■ **TASK TO CARRY OUT**
Of all the lines in the material, how many include the word "Made"? Give only the number.

■ **GIVEN ENTRIES**

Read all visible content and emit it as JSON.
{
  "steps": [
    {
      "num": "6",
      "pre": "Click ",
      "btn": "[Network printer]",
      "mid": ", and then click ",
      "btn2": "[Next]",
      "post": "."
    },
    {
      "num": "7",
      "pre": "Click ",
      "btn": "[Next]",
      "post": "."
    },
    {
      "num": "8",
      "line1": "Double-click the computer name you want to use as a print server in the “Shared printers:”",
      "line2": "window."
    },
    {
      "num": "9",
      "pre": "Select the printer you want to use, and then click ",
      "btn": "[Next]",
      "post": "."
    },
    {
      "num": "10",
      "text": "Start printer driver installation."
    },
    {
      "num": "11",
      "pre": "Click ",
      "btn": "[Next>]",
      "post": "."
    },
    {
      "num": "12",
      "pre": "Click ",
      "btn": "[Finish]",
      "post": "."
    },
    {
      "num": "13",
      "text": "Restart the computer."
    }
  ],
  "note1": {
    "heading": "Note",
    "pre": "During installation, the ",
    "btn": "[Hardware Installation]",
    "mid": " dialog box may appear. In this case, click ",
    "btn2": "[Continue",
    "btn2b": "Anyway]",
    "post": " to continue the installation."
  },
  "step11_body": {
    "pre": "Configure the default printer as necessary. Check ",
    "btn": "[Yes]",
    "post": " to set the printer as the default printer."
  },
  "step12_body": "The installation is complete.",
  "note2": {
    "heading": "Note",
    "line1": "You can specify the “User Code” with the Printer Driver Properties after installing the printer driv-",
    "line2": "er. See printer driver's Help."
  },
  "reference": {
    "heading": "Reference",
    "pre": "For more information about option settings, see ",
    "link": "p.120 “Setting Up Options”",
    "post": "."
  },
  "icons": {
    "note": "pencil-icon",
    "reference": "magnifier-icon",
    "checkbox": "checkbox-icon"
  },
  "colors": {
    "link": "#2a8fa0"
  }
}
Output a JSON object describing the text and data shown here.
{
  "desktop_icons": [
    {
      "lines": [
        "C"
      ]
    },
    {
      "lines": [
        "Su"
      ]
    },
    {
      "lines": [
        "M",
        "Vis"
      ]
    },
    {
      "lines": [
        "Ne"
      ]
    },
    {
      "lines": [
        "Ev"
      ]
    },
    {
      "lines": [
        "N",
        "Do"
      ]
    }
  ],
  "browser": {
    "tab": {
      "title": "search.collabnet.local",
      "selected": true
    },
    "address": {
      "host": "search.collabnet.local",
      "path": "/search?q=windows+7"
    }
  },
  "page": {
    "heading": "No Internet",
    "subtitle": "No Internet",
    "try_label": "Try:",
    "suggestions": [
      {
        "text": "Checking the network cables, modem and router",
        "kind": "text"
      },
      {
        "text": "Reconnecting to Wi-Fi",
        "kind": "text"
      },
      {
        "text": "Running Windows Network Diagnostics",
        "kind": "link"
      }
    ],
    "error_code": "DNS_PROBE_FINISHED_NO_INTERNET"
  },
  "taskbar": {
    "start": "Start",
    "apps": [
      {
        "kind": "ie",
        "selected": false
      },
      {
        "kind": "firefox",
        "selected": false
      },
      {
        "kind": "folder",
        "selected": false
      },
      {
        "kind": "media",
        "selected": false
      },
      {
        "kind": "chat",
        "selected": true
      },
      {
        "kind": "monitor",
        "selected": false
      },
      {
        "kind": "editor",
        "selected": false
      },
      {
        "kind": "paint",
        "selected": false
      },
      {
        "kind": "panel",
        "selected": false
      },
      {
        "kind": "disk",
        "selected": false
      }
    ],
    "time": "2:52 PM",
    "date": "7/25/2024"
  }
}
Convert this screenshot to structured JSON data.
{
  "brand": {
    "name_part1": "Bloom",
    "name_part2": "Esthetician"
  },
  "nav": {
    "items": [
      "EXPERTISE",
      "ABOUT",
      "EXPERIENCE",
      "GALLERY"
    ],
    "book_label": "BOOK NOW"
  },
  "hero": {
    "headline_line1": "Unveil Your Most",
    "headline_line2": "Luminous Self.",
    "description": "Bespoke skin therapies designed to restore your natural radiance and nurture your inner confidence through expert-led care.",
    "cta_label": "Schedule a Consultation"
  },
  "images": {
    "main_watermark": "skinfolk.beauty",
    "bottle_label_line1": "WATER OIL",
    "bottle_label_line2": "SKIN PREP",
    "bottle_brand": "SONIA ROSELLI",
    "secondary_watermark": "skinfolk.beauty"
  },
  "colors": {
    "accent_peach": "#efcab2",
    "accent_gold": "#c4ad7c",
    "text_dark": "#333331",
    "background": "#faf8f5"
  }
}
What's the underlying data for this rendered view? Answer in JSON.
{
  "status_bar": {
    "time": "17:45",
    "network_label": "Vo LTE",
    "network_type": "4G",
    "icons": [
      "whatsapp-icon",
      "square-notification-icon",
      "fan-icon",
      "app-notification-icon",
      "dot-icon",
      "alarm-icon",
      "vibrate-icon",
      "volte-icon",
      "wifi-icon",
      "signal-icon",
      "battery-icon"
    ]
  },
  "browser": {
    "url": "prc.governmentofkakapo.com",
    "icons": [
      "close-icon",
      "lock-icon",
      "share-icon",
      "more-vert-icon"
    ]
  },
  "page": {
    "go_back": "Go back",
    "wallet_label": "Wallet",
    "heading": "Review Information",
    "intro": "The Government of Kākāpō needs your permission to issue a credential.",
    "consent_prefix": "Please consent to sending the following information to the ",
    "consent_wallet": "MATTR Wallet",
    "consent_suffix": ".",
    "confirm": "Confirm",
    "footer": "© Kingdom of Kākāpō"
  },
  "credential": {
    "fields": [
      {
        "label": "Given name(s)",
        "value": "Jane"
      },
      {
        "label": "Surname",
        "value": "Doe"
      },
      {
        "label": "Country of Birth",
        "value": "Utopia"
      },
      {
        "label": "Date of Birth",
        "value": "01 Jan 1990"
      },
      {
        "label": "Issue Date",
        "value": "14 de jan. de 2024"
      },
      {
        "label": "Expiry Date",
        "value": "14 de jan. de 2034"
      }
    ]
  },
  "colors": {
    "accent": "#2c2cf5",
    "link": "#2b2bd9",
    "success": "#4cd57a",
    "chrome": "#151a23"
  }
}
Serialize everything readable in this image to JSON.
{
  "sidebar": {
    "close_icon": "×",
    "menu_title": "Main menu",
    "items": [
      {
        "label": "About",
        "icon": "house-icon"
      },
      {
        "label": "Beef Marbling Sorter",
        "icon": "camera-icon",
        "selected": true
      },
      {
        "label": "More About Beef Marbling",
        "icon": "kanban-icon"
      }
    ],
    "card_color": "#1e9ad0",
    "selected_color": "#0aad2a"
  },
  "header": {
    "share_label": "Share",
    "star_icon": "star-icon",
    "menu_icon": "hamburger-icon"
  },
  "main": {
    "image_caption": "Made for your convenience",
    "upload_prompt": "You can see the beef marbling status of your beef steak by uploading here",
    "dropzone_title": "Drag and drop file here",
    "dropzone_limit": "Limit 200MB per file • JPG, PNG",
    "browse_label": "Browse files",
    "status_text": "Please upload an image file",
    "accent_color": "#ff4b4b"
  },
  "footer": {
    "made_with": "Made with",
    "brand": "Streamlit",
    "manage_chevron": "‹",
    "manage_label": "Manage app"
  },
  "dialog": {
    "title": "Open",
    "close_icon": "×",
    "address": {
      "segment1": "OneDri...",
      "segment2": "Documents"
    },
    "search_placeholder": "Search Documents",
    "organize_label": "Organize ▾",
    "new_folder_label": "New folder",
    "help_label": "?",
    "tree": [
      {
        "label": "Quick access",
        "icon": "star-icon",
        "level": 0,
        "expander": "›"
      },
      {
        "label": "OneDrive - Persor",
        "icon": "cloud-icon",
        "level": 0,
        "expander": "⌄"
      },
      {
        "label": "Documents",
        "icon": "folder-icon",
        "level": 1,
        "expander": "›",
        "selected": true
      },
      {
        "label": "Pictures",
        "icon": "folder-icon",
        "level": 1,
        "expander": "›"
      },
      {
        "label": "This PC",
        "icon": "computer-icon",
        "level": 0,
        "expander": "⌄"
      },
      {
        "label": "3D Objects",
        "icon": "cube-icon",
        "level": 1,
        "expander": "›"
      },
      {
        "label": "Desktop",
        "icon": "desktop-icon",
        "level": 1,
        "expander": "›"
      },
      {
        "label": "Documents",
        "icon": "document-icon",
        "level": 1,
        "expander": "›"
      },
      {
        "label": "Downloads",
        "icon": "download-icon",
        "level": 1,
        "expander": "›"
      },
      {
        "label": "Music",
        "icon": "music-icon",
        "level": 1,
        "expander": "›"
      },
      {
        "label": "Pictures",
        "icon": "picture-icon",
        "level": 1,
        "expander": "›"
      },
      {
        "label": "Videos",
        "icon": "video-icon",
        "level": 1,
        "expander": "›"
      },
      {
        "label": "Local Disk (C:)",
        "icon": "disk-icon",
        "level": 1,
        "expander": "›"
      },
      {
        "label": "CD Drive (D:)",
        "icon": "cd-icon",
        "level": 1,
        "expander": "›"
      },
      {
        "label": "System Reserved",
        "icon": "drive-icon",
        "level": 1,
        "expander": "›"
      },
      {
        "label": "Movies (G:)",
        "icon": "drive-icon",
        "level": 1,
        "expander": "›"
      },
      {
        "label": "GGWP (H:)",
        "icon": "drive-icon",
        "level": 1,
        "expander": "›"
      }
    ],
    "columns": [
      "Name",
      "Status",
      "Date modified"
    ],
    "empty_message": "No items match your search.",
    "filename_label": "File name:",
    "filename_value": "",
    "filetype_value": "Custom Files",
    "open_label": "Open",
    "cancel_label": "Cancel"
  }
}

■ **SOLUTION BELOW**
2